• [GIVEN RECORDS]:
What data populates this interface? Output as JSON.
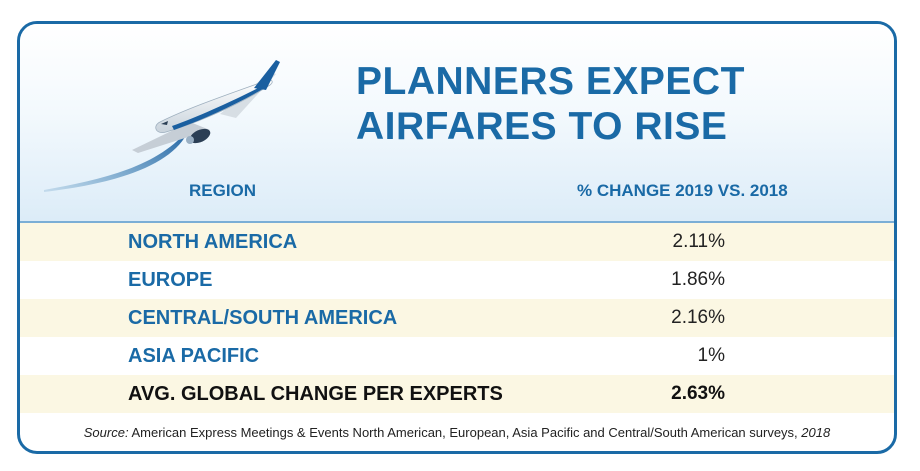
{
  "title_lines": [
    "PLANNERS EXPECT",
    "AIRFARES TO RISE"
  ],
  "chart_data": {
    "type": "table",
    "columns": [
      "REGION",
      "% CHANGE 2019 VS. 2018"
    ],
    "rows": [
      {
        "region": "NORTH AMERICA",
        "change": "2.11%",
        "value": 2.11
      },
      {
        "region": "EUROPE",
        "change": "1.86%",
        "value": 1.86
      },
      {
        "region": "CENTRAL/SOUTH AMERICA",
        "change": "2.16%",
        "value": 2.16
      },
      {
        "region": "ASIA PACIFIC",
        "change": "1%",
        "value": 1
      },
      {
        "region": "AVG. GLOBAL CHANGE PER EXPERTS",
        "change": "2.63%",
        "value": 2.63
      }
    ]
  },
  "source": {
    "label": "Source:",
    "text": " American Express Meetings & Events North American, European, Asia Pacific and Central/South American surveys, ",
    "year": "2018"
  },
  "icons": [
    "airplane-icon"
  ],
  "colors": {
    "accent": "#1a6aa6",
    "row_shade": "#fbf7e3",
    "band": "#dcecf8",
    "text": "#222222"
  }
}
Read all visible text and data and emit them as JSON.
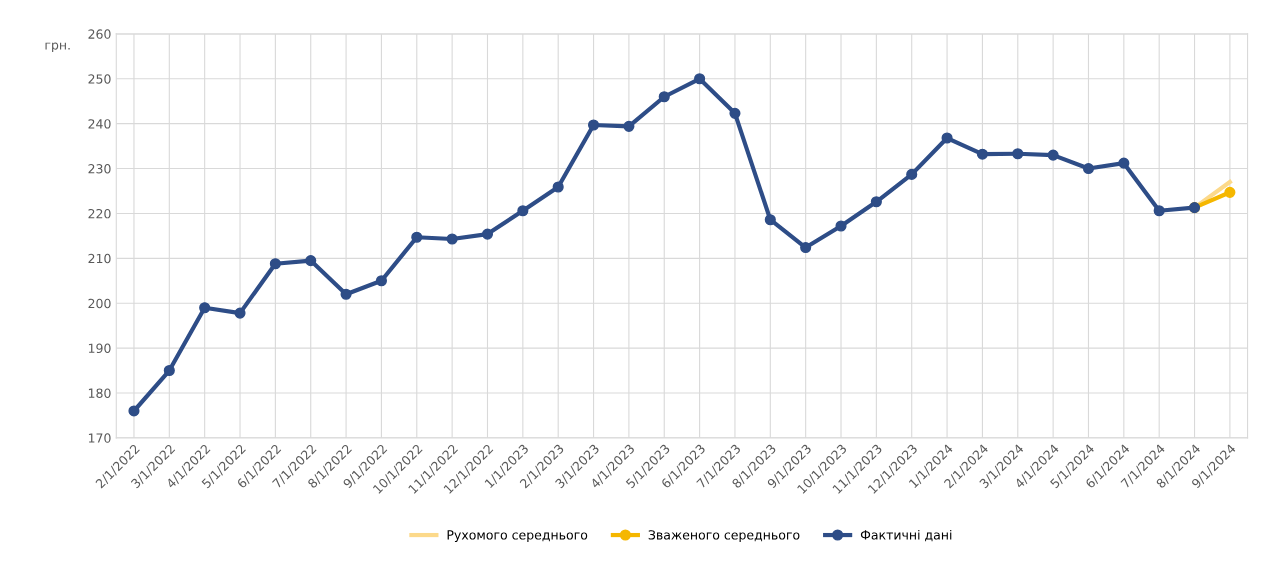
{
  "chart_data": {
    "type": "line",
    "ylabel": "грн.",
    "categories": [
      "2/1/2022",
      "3/1/2022",
      "4/1/2022",
      "5/1/2022",
      "6/1/2022",
      "7/1/2022",
      "8/1/2022",
      "9/1/2022",
      "10/1/2022",
      "11/1/2022",
      "12/1/2022",
      "1/1/2023",
      "2/1/2023",
      "3/1/2023",
      "4/1/2023",
      "5/1/2023",
      "6/1/2023",
      "7/1/2023",
      "8/1/2023",
      "9/1/2023",
      "10/1/2023",
      "11/1/2023",
      "12/1/2023",
      "1/1/2024",
      "2/1/2024",
      "3/1/2024",
      "4/1/2024",
      "5/1/2024",
      "6/1/2024",
      "7/1/2024",
      "8/1/2024",
      "9/1/2024"
    ],
    "series": [
      {
        "name": "Рухомого середнього",
        "color": "#fcd98a",
        "marker": "none",
        "values": [
          null,
          null,
          null,
          null,
          null,
          null,
          null,
          null,
          null,
          null,
          null,
          null,
          null,
          null,
          null,
          null,
          null,
          null,
          null,
          null,
          null,
          null,
          null,
          null,
          null,
          null,
          null,
          null,
          null,
          null,
          221.3,
          227
        ]
      },
      {
        "name": "Зваженого середнього",
        "color": "#f5b700",
        "marker": "circle",
        "values": [
          null,
          null,
          null,
          null,
          null,
          null,
          null,
          null,
          null,
          null,
          null,
          null,
          null,
          null,
          null,
          null,
          null,
          null,
          null,
          null,
          null,
          null,
          null,
          null,
          null,
          null,
          null,
          null,
          null,
          null,
          221.3,
          224.7
        ]
      },
      {
        "name": "Фактичні дані",
        "color": "#2e4d87",
        "marker": "circle",
        "values": [
          176,
          185,
          199,
          197.8,
          208.8,
          209.5,
          202,
          205,
          214.7,
          214.3,
          215.4,
          220.6,
          225.9,
          239.7,
          239.4,
          246,
          250,
          242.3,
          218.6,
          212.4,
          217.2,
          222.6,
          228.7,
          236.8,
          233.2,
          233.3,
          233,
          230,
          231.2,
          220.6,
          221.3,
          null
        ]
      }
    ],
    "ylim": [
      170,
      260
    ],
    "yticks": [
      170,
      180,
      190,
      200,
      210,
      220,
      230,
      240,
      250,
      260
    ],
    "grid": true,
    "legend": "bottom"
  }
}
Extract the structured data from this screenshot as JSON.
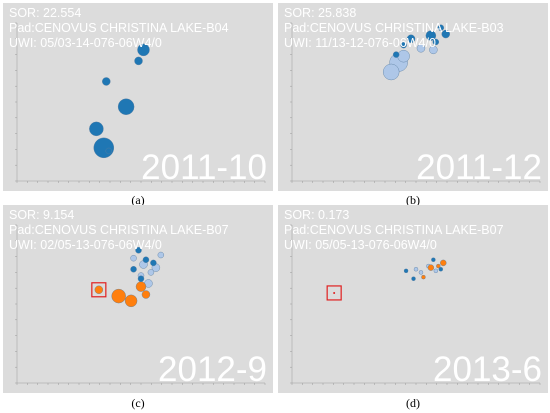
{
  "colors": {
    "background": "#dcdcdc",
    "overlay_text": "#ffffff",
    "current_injector": "#1f77b4",
    "previous_injector": "#aec7e8",
    "producer": "#ff7f0e",
    "highlight_box": "#e02020"
  },
  "panels": [
    {
      "caption": "(a)",
      "info": {
        "sor": "SOR: 22.554",
        "pad": "Pad:CENOVUS CHRISTINA LAKE-B04",
        "uwi": "UWI: 05/03-14-076-06W4/0"
      },
      "date": "2011-10",
      "highlight": false,
      "chart_data": {
        "type": "scatter",
        "xlabel": "",
        "ylabel": "",
        "xlim": [
          0,
          1
        ],
        "ylim": [
          0,
          1
        ],
        "grid": false,
        "series": [
          {
            "color": "current_injector",
            "points": [
              [
                0.51,
                0.83,
                6
              ],
              [
                0.49,
                0.76,
                4
              ],
              [
                0.36,
                0.63,
                4
              ],
              [
                0.44,
                0.47,
                8
              ],
              [
                0.32,
                0.33,
                7
              ],
              [
                0.35,
                0.21,
                10
              ],
              [
                0.37,
                0.19,
                3
              ]
            ]
          }
        ]
      }
    },
    {
      "caption": "(b)",
      "info": {
        "sor": "SOR: 25.838",
        "pad": "Pad:CENOVUS CHRISTINA LAKE-B03",
        "uwi": "UWI: 11/13-12-076-06W4/0"
      },
      "date": "2011-12",
      "highlight": false,
      "chart_data": {
        "type": "scatter",
        "xlabel": "",
        "ylabel": "",
        "xlim": [
          0,
          1
        ],
        "ylim": [
          0,
          1
        ],
        "grid": false,
        "series": [
          {
            "color": "previous_injector",
            "points": [
              [
                0.43,
                0.75,
                9
              ],
              [
                0.4,
                0.69,
                8
              ],
              [
                0.45,
                0.79,
                6
              ],
              [
                0.52,
                0.84,
                4
              ],
              [
                0.57,
                0.83,
                4
              ]
            ]
          },
          {
            "color": "current_injector",
            "points": [
              [
                0.56,
                0.92,
                5
              ],
              [
                0.62,
                0.93,
                4
              ],
              [
                0.6,
                0.97,
                3
              ],
              [
                0.48,
                0.9,
                4
              ],
              [
                0.45,
                0.86,
                3
              ],
              [
                0.42,
                0.8,
                3
              ],
              [
                0.58,
                0.88,
                3
              ]
            ]
          }
        ]
      }
    },
    {
      "caption": "(c)",
      "info": {
        "sor": "SOR: 9.154",
        "pad": "Pad:CENOVUS CHRISTINA LAKE-B07",
        "uwi": "UWI: 02/05-13-076-06W4/0"
      },
      "date": "2012-9",
      "highlight": true,
      "chart_data": {
        "type": "scatter",
        "xlabel": "",
        "ylabel": "",
        "xlim": [
          0,
          1
        ],
        "ylim": [
          0,
          1
        ],
        "grid": false,
        "series": [
          {
            "color": "previous_injector",
            "points": [
              [
                0.51,
                0.75,
                4
              ],
              [
                0.56,
                0.73,
                4
              ],
              [
                0.58,
                0.81,
                3
              ],
              [
                0.5,
                0.68,
                3
              ],
              [
                0.54,
                0.7,
                3
              ],
              [
                0.47,
                0.79,
                3
              ],
              [
                0.53,
                0.63,
                4
              ]
            ]
          },
          {
            "color": "producer",
            "points": [
              [
                0.46,
                0.52,
                6
              ],
              [
                0.41,
                0.55,
                7
              ],
              [
                0.5,
                0.61,
                5
              ],
              [
                0.52,
                0.56,
                4
              ],
              [
                0.33,
                0.59,
                4
              ]
            ]
          },
          {
            "color": "current_injector",
            "points": [
              [
                0.49,
                0.84,
                3
              ],
              [
                0.47,
                0.72,
                3
              ],
              [
                0.52,
                0.78,
                3
              ],
              [
                0.55,
                0.76,
                3
              ],
              [
                0.5,
                0.66,
                3
              ]
            ]
          }
        ]
      }
    },
    {
      "caption": "(d)",
      "info": {
        "sor": "SOR: 0.173",
        "pad": "Pad:CENOVUS CHRISTINA LAKE-B07",
        "uwi": "UWI: 05/05-13-076-06W4/0"
      },
      "date": "2013-6",
      "highlight": true,
      "chart_data": {
        "type": "scatter",
        "xlabel": "",
        "ylabel": "",
        "xlim": [
          0,
          1
        ],
        "ylim": [
          0,
          1
        ],
        "grid": false,
        "series": [
          {
            "color": "previous_injector",
            "points": [
              [
                0.52,
                0.7,
                2
              ],
              [
                0.55,
                0.74,
                2
              ],
              [
                0.5,
                0.72,
                2
              ],
              [
                0.58,
                0.71,
                2
              ]
            ]
          },
          {
            "color": "producer",
            "points": [
              [
                0.56,
                0.73,
                3
              ],
              [
                0.61,
                0.76,
                3
              ],
              [
                0.59,
                0.74,
                2
              ],
              [
                0.53,
                0.67,
                2
              ]
            ]
          },
          {
            "color": "current_injector",
            "points": [
              [
                0.46,
                0.71,
                2
              ],
              [
                0.49,
                0.66,
                2
              ],
              [
                0.57,
                0.78,
                2
              ],
              [
                0.6,
                0.72,
                2
              ]
            ]
          }
        ]
      }
    }
  ]
}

• [DIRECTIVE]: List the lines that contain the word "this".

• [CORRECT ANSWER]:
What data populates this interface? Output as JSON.
Extract the structured data from this screenshot as JSON.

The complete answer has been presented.